**Excerpt provided:**
_ _ _ _ _
Find

Nov 3, 2023    #posix   #how-to  

Overview

Find is a utility to find files on your computer given a wide range of search parameters. It will recursively walk your filesystem (breadth-first ) and print (by default) all filenames that have matched your search terms. Think of it like grep but for file names rather than file contents.

You can search on a variety of metadata on files, ranging from name, creation time, update time, owner, group, size, and type (file, directory, link, socket, etc.).

Additionally you can execute a variety of commands on the files find finds.

Terminology

If you read the docs , which I recommend that you do , you’ll see referenes to a handful of terms which may be unfamiliar.

Expression

The docs state an expression is composed of the “primaries” and “operands”. In a less opaque version, it is a search term (with any accompanying arguments) and something to do to each of the results found.

Primary

A primary is a search term used to limit the list of files returned by find OR an action to perform on the list of files returned.

Operand : Operands (or operators as they’re sometimes referred as) are ways to combine expressions, like or or and.

Primaries - Finding Files

Enough theory, let’s see some examples. For these examples, we will be investigating a Ruby library meant to query Jira’s API.

By file names

find . -name '*.yml'
./.rubocop.yml
./.travis.yml

This executes a search starting in the current directory (.) for all files whose name (-name) matches the bash glob pattern *.yml. The same search can be done in a case-insensitive fashion using -iname instead of -name.
_ _ _ _ _
[Records showing where elements appear]

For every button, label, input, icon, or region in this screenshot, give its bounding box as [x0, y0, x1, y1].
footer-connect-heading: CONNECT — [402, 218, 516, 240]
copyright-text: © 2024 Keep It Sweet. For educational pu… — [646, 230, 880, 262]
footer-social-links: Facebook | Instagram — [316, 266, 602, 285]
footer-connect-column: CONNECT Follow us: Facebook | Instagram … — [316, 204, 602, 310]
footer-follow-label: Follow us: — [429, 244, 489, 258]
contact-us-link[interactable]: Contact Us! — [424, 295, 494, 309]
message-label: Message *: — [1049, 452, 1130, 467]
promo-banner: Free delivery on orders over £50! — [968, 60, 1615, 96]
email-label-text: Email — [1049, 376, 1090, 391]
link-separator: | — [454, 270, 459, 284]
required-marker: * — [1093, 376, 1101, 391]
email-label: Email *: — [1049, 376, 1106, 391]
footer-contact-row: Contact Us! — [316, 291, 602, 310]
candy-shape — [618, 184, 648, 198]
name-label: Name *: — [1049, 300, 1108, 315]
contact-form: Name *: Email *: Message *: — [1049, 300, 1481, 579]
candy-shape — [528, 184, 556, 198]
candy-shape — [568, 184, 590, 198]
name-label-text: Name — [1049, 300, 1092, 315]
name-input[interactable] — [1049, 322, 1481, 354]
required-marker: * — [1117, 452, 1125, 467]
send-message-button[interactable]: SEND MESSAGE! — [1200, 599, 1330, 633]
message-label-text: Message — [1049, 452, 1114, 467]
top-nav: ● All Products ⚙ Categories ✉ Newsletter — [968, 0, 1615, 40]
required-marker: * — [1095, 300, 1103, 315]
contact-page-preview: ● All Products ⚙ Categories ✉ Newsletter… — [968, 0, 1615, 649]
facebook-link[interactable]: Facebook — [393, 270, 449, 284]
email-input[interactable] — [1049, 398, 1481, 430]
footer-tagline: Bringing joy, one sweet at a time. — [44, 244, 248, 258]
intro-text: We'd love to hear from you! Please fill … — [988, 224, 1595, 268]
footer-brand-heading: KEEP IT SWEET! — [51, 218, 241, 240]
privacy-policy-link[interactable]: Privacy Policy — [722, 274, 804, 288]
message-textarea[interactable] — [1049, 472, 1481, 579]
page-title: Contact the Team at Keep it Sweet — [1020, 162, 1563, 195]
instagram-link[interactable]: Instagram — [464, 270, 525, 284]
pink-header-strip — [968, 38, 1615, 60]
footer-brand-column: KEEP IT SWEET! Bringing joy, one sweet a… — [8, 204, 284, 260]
_ _ _ _ _
**Description of the task:**
Copy out everything from "You can search" down to "may be unfamiliar." in the article on find above, changing "metadata" to "attributes".

**Exercise response:**
You can search on a variety of attributes on files, ranging from name, creation time, update time, owner, group, size, and type (file, directory, link, socket, etc.).

Additionally you can execute a variety of commands on the files find finds.

Terminology

If you read the docs , which I recommend that you do , you’ll see referenes to a handful of terms which may be unfamiliar.